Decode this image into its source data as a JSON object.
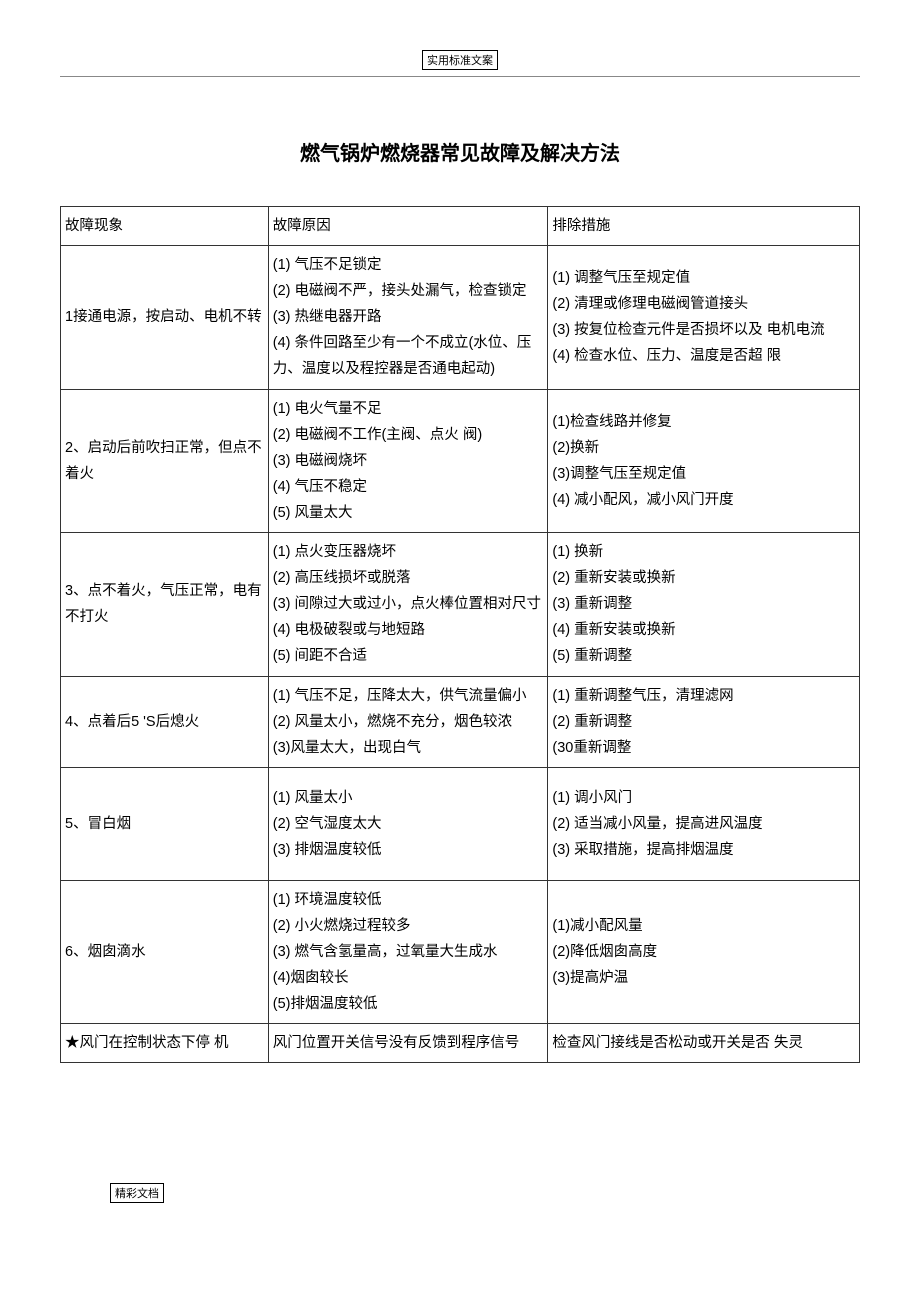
{
  "header_label": "实用标准文案",
  "title": "燃气锅炉燃烧器常见故障及解决方法",
  "footer_label": "精彩文档",
  "columns": [
    "故障现象",
    "故障原因",
    "排除措施"
  ],
  "rows": [
    {
      "symptom": "1接通电源，按启动、电机不转",
      "cause": "(1) 气压不足锁定\n(2) 电磁阀不严，接头处漏气，检查锁定\n(3) 热继电器开路\n(4) 条件回路至少有一个不成立(水位、压力、温度以及程控器是否通电起动)",
      "remedy": "(1) 调整气压至规定值\n(2) 清理或修理电磁阀管道接头\n(3) 按复位检查元件是否损坏以及 电机电流\n(4) 检查水位、压力、温度是否超 限"
    },
    {
      "symptom": "2、启动后前吹扫正常，但点不着火",
      "cause": "(1) 电火气量不足\n(2) 电磁阀不工作(主阀、点火 阀)\n(3) 电磁阀烧坏\n(4) 气压不稳定\n(5) 风量太大",
      "remedy": "(1)检查线路并修复\n(2)换新\n(3)调整气压至规定值\n(4) 减小配风，减小风门开度"
    },
    {
      "symptom": "3、点不着火，气压正常，电有不打火",
      "cause": "(1) 点火变压器烧坏\n(2) 高压线损坏或脱落\n(3) 间隙过大或过小，点火棒位置相对尺寸\n(4) 电极破裂或与地短路\n(5) 间距不合适",
      "remedy": "(1) 换新\n(2) 重新安装或换新\n(3) 重新调整\n(4) 重新安装或换新\n(5) 重新调整"
    },
    {
      "symptom": "4、点着后5 'S后熄火",
      "cause": "(1) 气压不足，压降太大，供气流量偏小\n(2) 风量太小，燃烧不充分，烟色较浓\n(3)风量太大，出现白气",
      "remedy": "(1) 重新调整气压，清理滤网\n(2) 重新调整\n(30重新调整"
    },
    {
      "symptom": "5、冒白烟",
      "cause": "(1) 风量太小\n(2) 空气湿度太大\n(3) 排烟温度较低",
      "remedy": "(1) 调小风门\n(2) 适当减小风量，提高进风温度\n(3) 采取措施，提高排烟温度"
    },
    {
      "symptom": "6、烟囱滴水",
      "cause": "(1) 环境温度较低\n(2) 小火燃烧过程较多\n(3) 燃气含氢量高，过氧量大生成水\n(4)烟囱较长\n(5)排烟温度较低",
      "remedy": "(1)减小配风量\n(2)降低烟囱高度\n(3)提高炉温"
    },
    {
      "symptom": "★风门在控制状态下停 机",
      "cause": "风门位置开关信号没有反馈到程序信号",
      "remedy": "检查风门接线是否松动或开关是否 失灵"
    }
  ]
}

### Exercise prompt
Leave out the pictures and copy every record above exactly.

### Solution below
Decode this image into its source data as a JSON object.
{
  "header_label": "实用标准文案",
  "title": "燃气锅炉燃烧器常见故障及解决方法",
  "footer_label": "精彩文档",
  "columns": [
    "故障现象",
    "故障原因",
    "排除措施"
  ],
  "rows": [
    {
      "symptom": "1接通电源，按启动、电机不转",
      "cause": "(1) 气压不足锁定\n(2) 电磁阀不严，接头处漏气，检查锁定\n(3) 热继电器开路\n(4) 条件回路至少有一个不成立(水位、压力、温度以及程控器是否通电起动)",
      "remedy": "(1) 调整气压至规定值\n(2) 清理或修理电磁阀管道接头\n(3) 按复位检查元件是否损坏以及 电机电流\n(4) 检查水位、压力、温度是否超 限"
    },
    {
      "symptom": "2、启动后前吹扫正常，但点不着火",
      "cause": "(1) 电火气量不足\n(2) 电磁阀不工作(主阀、点火 阀)\n(3) 电磁阀烧坏\n(4) 气压不稳定\n(5) 风量太大",
      "remedy": "(1)检查线路并修复\n(2)换新\n(3)调整气压至规定值\n(4) 减小配风，减小风门开度"
    },
    {
      "symptom": "3、点不着火，气压正常，电有不打火",
      "cause": "(1) 点火变压器烧坏\n(2) 高压线损坏或脱落\n(3) 间隙过大或过小，点火棒位置相对尺寸\n(4) 电极破裂或与地短路\n(5) 间距不合适",
      "remedy": "(1) 换新\n(2) 重新安装或换新\n(3) 重新调整\n(4) 重新安装或换新\n(5) 重新调整"
    },
    {
      "symptom": "4、点着后5 'S后熄火",
      "cause": "(1) 气压不足，压降太大，供气流量偏小\n(2) 风量太小，燃烧不充分，烟色较浓\n(3)风量太大，出现白气",
      "remedy": "(1) 重新调整气压，清理滤网\n(2) 重新调整\n(30重新调整"
    },
    {
      "symptom": "5、冒白烟",
      "cause": "(1) 风量太小\n(2) 空气湿度太大\n(3) 排烟温度较低",
      "remedy": "(1) 调小风门\n(2) 适当减小风量，提高进风温度\n(3) 采取措施，提高排烟温度"
    },
    {
      "symptom": "6、烟囱滴水",
      "cause": "(1) 环境温度较低\n(2) 小火燃烧过程较多\n(3) 燃气含氢量高，过氧量大生成水\n(4)烟囱较长\n(5)排烟温度较低",
      "remedy": "(1)减小配风量\n(2)降低烟囱高度\n(3)提高炉温"
    },
    {
      "symptom": "★风门在控制状态下停 机",
      "cause": "风门位置开关信号没有反馈到程序信号",
      "remedy": "检查风门接线是否松动或开关是否 失灵"
    }
  ]
}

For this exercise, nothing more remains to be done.